● BRIEF
Print the entries below word for word; the pictures stay out of your copy.

<<<<

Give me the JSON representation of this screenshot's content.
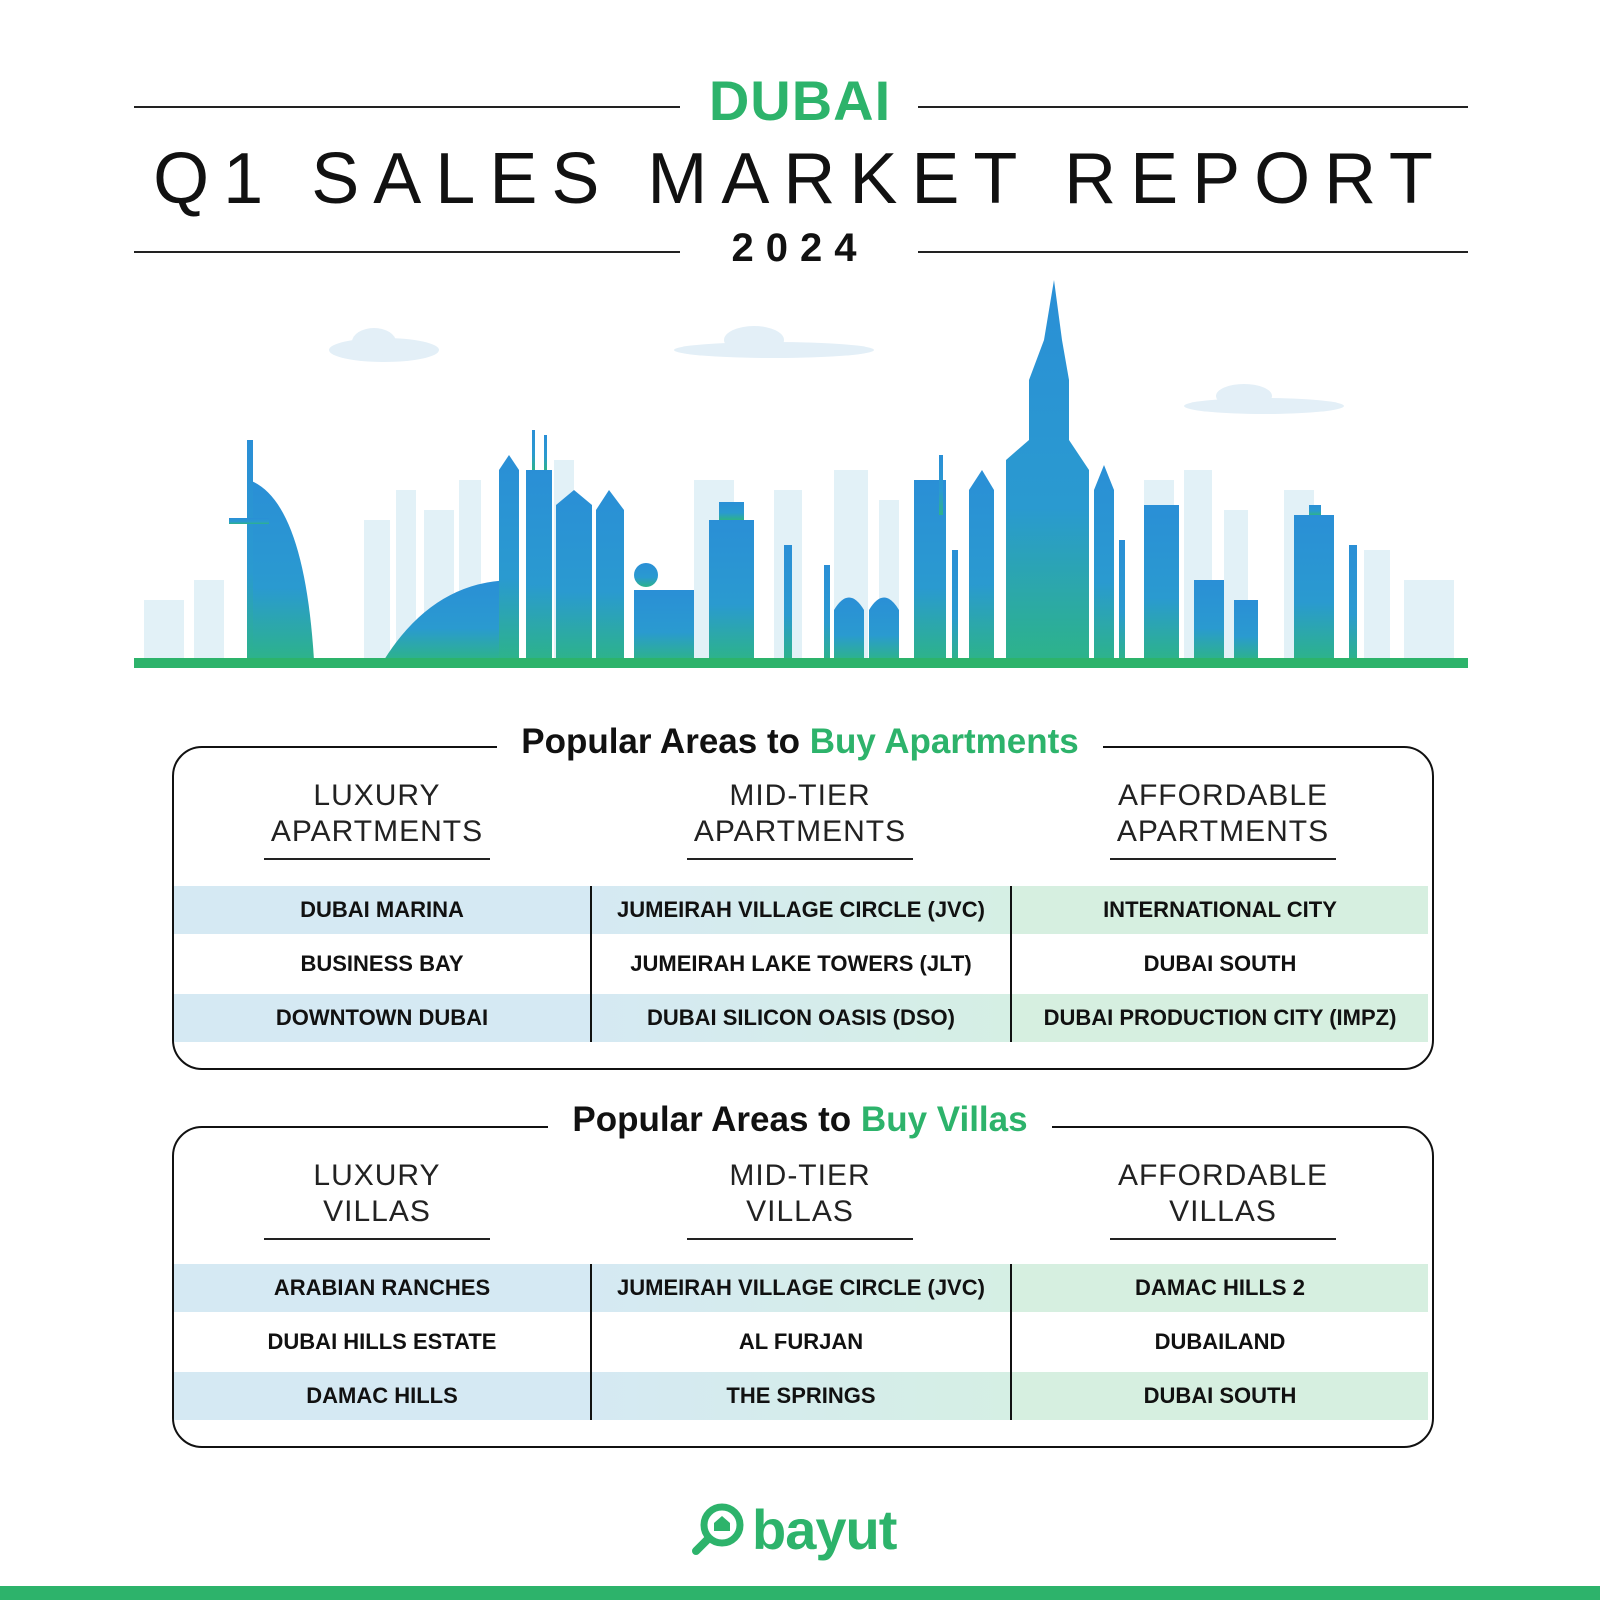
{
  "header": {
    "city": "DUBAI",
    "title": "Q1 SALES MARKET REPORT",
    "year": "2024"
  },
  "apartments": {
    "title_prefix": "Popular Areas to",
    "title_highlight": "Buy Apartments",
    "columns": [
      {
        "heading_line1": "LUXURY",
        "heading_line2": "APARTMENTS",
        "areas": [
          "DUBAI MARINA",
          "BUSINESS BAY",
          "DOWNTOWN DUBAI"
        ]
      },
      {
        "heading_line1": "MID-TIER",
        "heading_line2": "APARTMENTS",
        "areas": [
          "JUMEIRAH VILLAGE CIRCLE (JVC)",
          "JUMEIRAH LAKE TOWERS (JLT)",
          "DUBAI SILICON OASIS (DSO)"
        ]
      },
      {
        "heading_line1": "AFFORDABLE",
        "heading_line2": "APARTMENTS",
        "areas": [
          "INTERNATIONAL CITY",
          "DUBAI SOUTH",
          "DUBAI PRODUCTION CITY (IMPZ)"
        ]
      }
    ]
  },
  "villas": {
    "title_prefix": "Popular Areas to",
    "title_highlight": "Buy Villas",
    "columns": [
      {
        "heading_line1": "LUXURY",
        "heading_line2": "VILLAS",
        "areas": [
          "ARABIAN RANCHES",
          "DUBAI HILLS ESTATE",
          "DAMAC HILLS"
        ]
      },
      {
        "heading_line1": "MID-TIER",
        "heading_line2": "VILLAS",
        "areas": [
          "JUMEIRAH VILLAGE CIRCLE (JVC)",
          "AL FURJAN",
          "THE SPRINGS"
        ]
      },
      {
        "heading_line1": "AFFORDABLE",
        "heading_line2": "VILLAS",
        "areas": [
          "DAMAC HILLS 2",
          "DUBAILAND",
          "DUBAI SOUTH"
        ]
      }
    ]
  },
  "footer": {
    "brand": "bayut"
  },
  "colors": {
    "brand_green": "#2db36b",
    "sky_blue": "#2a8fd6",
    "band_blue": "#d5e9f3",
    "band_green": "#d6efe0"
  }
}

>>>>

● COMPLETED TASK
Give me the JSON representation of this screenshot's content.
{
  "header": {
    "city": "DUBAI",
    "title": "Q1 SALES MARKET REPORT",
    "year": "2024"
  },
  "apartments": {
    "title_prefix": "Popular Areas to",
    "title_highlight": "Buy Apartments",
    "columns": [
      {
        "heading_line1": "LUXURY",
        "heading_line2": "APARTMENTS",
        "areas": [
          "DUBAI MARINA",
          "BUSINESS BAY",
          "DOWNTOWN DUBAI"
        ]
      },
      {
        "heading_line1": "MID-TIER",
        "heading_line2": "APARTMENTS",
        "areas": [
          "JUMEIRAH VILLAGE CIRCLE (JVC)",
          "JUMEIRAH LAKE TOWERS (JLT)",
          "DUBAI SILICON OASIS (DSO)"
        ]
      },
      {
        "heading_line1": "AFFORDABLE",
        "heading_line2": "APARTMENTS",
        "areas": [
          "INTERNATIONAL CITY",
          "DUBAI SOUTH",
          "DUBAI PRODUCTION CITY (IMPZ)"
        ]
      }
    ]
  },
  "villas": {
    "title_prefix": "Popular Areas to",
    "title_highlight": "Buy Villas",
    "columns": [
      {
        "heading_line1": "LUXURY",
        "heading_line2": "VILLAS",
        "areas": [
          "ARABIAN RANCHES",
          "DUBAI HILLS ESTATE",
          "DAMAC HILLS"
        ]
      },
      {
        "heading_line1": "MID-TIER",
        "heading_line2": "VILLAS",
        "areas": [
          "JUMEIRAH VILLAGE CIRCLE (JVC)",
          "AL FURJAN",
          "THE SPRINGS"
        ]
      },
      {
        "heading_line1": "AFFORDABLE",
        "heading_line2": "VILLAS",
        "areas": [
          "DAMAC HILLS 2",
          "DUBAILAND",
          "DUBAI SOUTH"
        ]
      }
    ]
  },
  "footer": {
    "brand": "bayut"
  },
  "colors": {
    "brand_green": "#2db36b",
    "sky_blue": "#2a8fd6",
    "band_blue": "#d5e9f3",
    "band_green": "#d6efe0"
  }
}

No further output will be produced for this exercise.